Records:
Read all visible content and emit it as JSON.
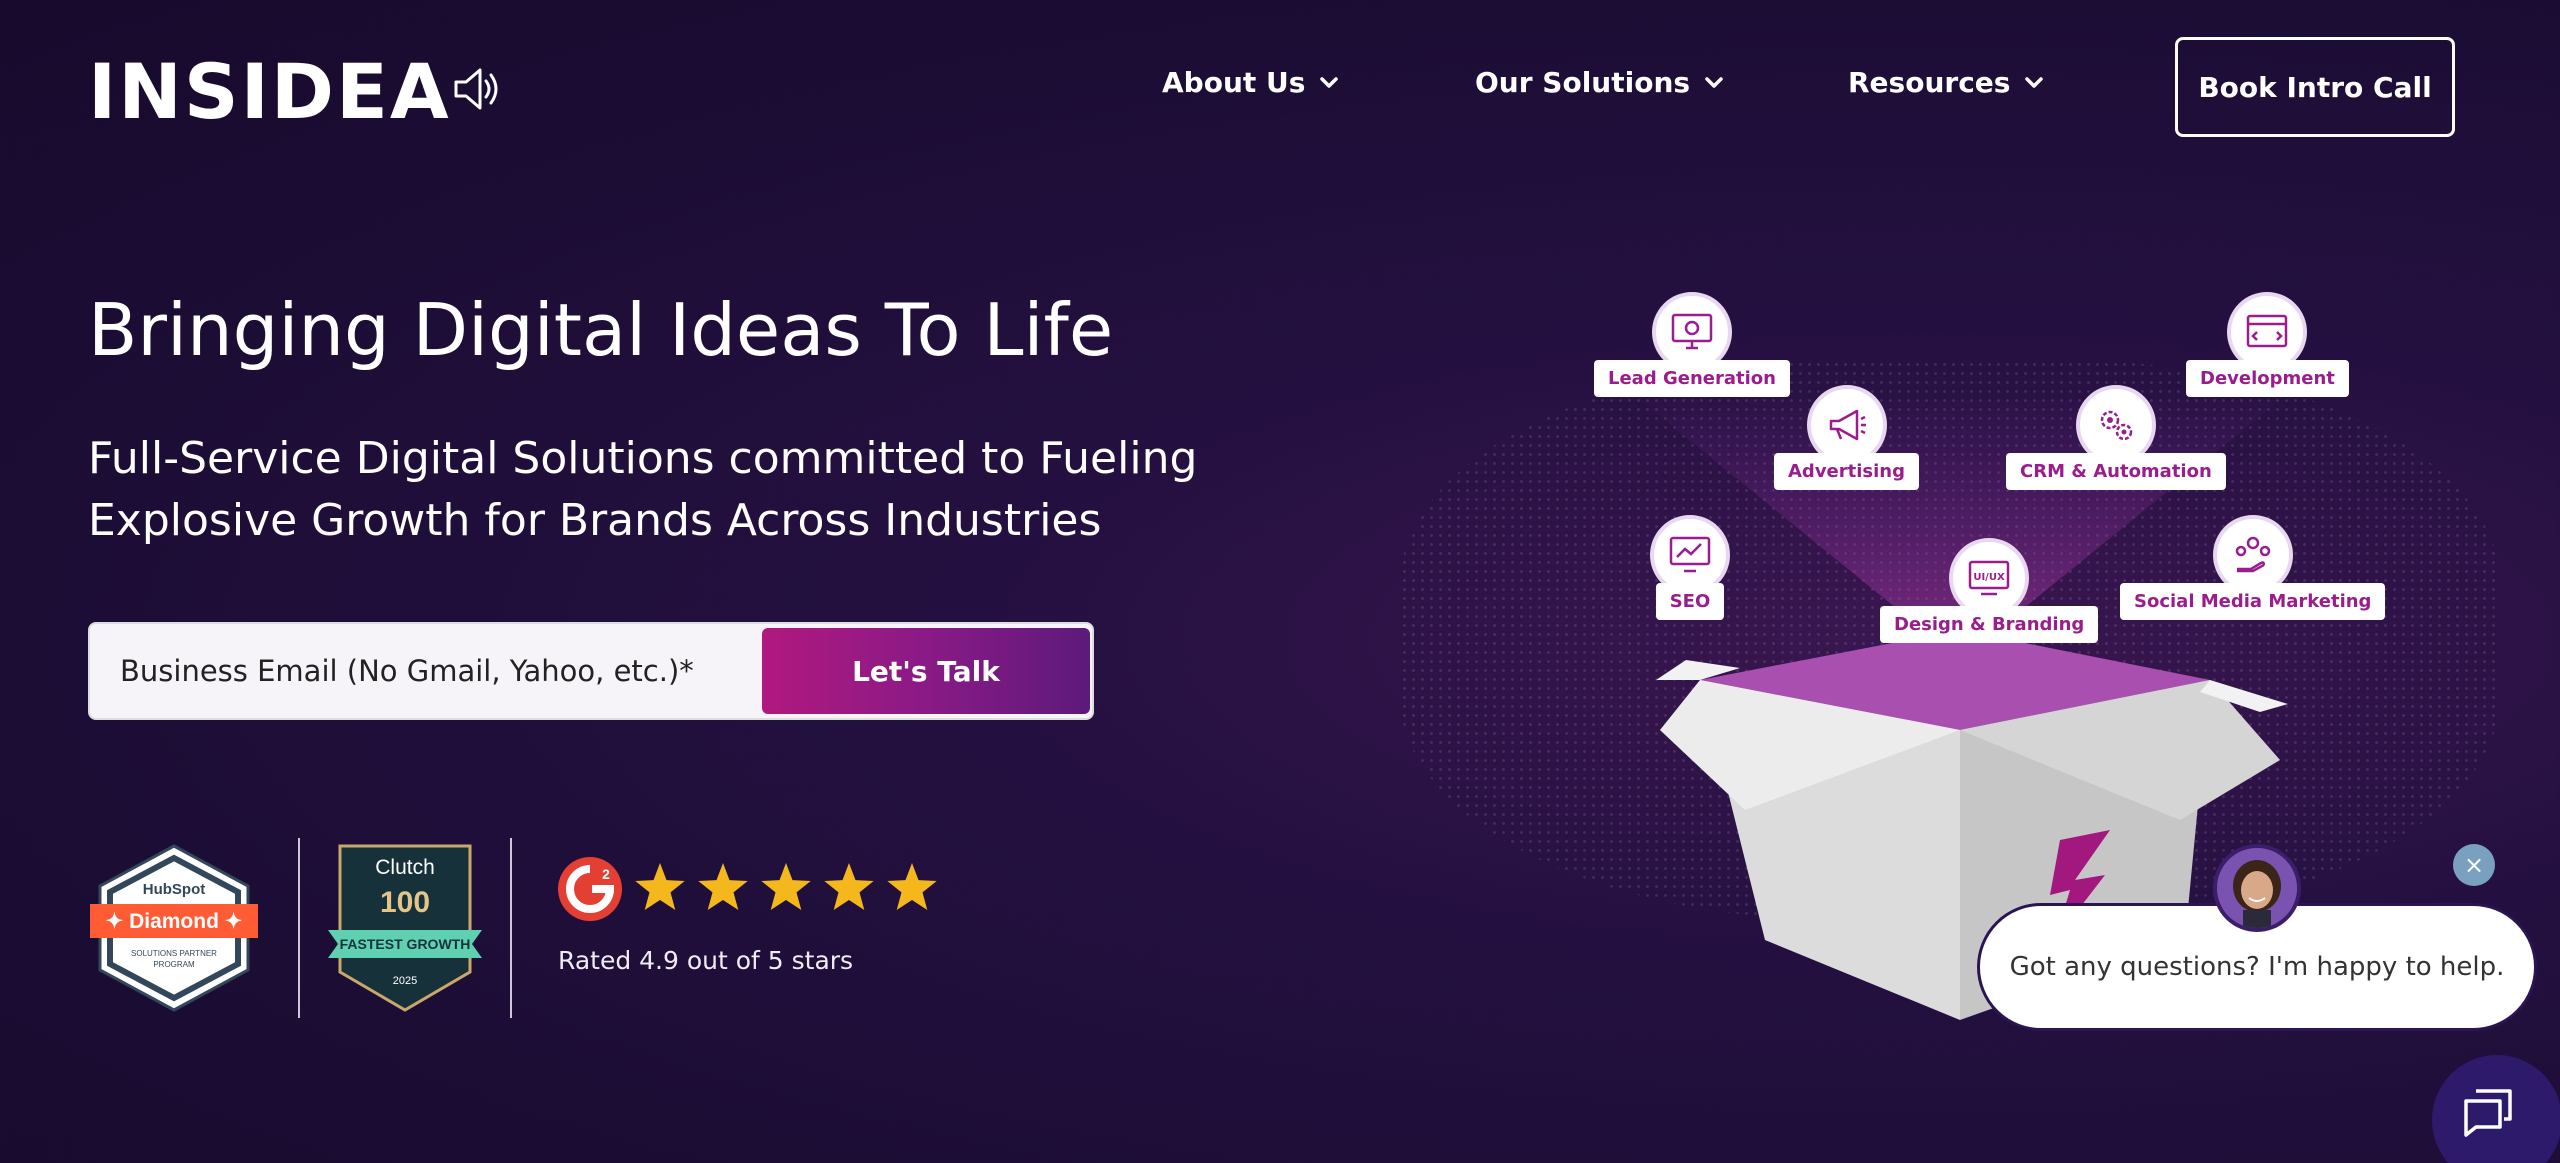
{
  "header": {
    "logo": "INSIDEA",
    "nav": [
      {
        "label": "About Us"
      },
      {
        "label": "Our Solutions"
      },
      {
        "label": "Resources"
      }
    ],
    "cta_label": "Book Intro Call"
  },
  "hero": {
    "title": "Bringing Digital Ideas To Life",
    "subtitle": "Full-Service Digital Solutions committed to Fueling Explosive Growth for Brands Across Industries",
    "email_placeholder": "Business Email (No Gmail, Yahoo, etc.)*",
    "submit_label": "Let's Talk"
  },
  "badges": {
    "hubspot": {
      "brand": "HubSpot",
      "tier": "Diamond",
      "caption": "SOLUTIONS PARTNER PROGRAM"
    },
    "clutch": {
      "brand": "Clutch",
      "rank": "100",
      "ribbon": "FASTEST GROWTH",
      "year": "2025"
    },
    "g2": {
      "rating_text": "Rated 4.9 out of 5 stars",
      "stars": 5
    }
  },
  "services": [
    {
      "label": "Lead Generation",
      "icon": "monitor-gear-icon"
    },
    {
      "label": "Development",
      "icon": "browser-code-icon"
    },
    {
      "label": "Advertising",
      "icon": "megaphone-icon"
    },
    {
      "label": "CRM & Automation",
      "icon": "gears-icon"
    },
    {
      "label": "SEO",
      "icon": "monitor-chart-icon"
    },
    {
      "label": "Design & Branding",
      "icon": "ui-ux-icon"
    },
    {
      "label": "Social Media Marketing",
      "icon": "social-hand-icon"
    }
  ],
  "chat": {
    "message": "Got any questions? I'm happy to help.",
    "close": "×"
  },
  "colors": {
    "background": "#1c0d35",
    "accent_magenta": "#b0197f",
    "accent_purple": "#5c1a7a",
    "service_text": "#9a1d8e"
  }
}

• Requirement:
Reproduce the listing above exactly, excluding all pictures.

• Right answer:
Read all visible content and emit it as JSON.
{
  "header": {
    "logo": "INSIDEA",
    "nav": [
      {
        "label": "About Us"
      },
      {
        "label": "Our Solutions"
      },
      {
        "label": "Resources"
      }
    ],
    "cta_label": "Book Intro Call"
  },
  "hero": {
    "title": "Bringing Digital Ideas To Life",
    "subtitle": "Full-Service Digital Solutions committed to Fueling Explosive Growth for Brands Across Industries",
    "email_placeholder": "Business Email (No Gmail, Yahoo, etc.)*",
    "submit_label": "Let's Talk"
  },
  "badges": {
    "hubspot": {
      "brand": "HubSpot",
      "tier": "Diamond",
      "caption": "SOLUTIONS PARTNER PROGRAM"
    },
    "clutch": {
      "brand": "Clutch",
      "rank": "100",
      "ribbon": "FASTEST GROWTH",
      "year": "2025"
    },
    "g2": {
      "rating_text": "Rated 4.9 out of 5 stars",
      "stars": 5
    }
  },
  "services": [
    {
      "label": "Lead Generation",
      "icon": "monitor-gear-icon"
    },
    {
      "label": "Development",
      "icon": "browser-code-icon"
    },
    {
      "label": "Advertising",
      "icon": "megaphone-icon"
    },
    {
      "label": "CRM & Automation",
      "icon": "gears-icon"
    },
    {
      "label": "SEO",
      "icon": "monitor-chart-icon"
    },
    {
      "label": "Design & Branding",
      "icon": "ui-ux-icon"
    },
    {
      "label": "Social Media Marketing",
      "icon": "social-hand-icon"
    }
  ],
  "chat": {
    "message": "Got any questions? I'm happy to help.",
    "close": "×"
  },
  "colors": {
    "background": "#1c0d35",
    "accent_magenta": "#b0197f",
    "accent_purple": "#5c1a7a",
    "service_text": "#9a1d8e"
  }
}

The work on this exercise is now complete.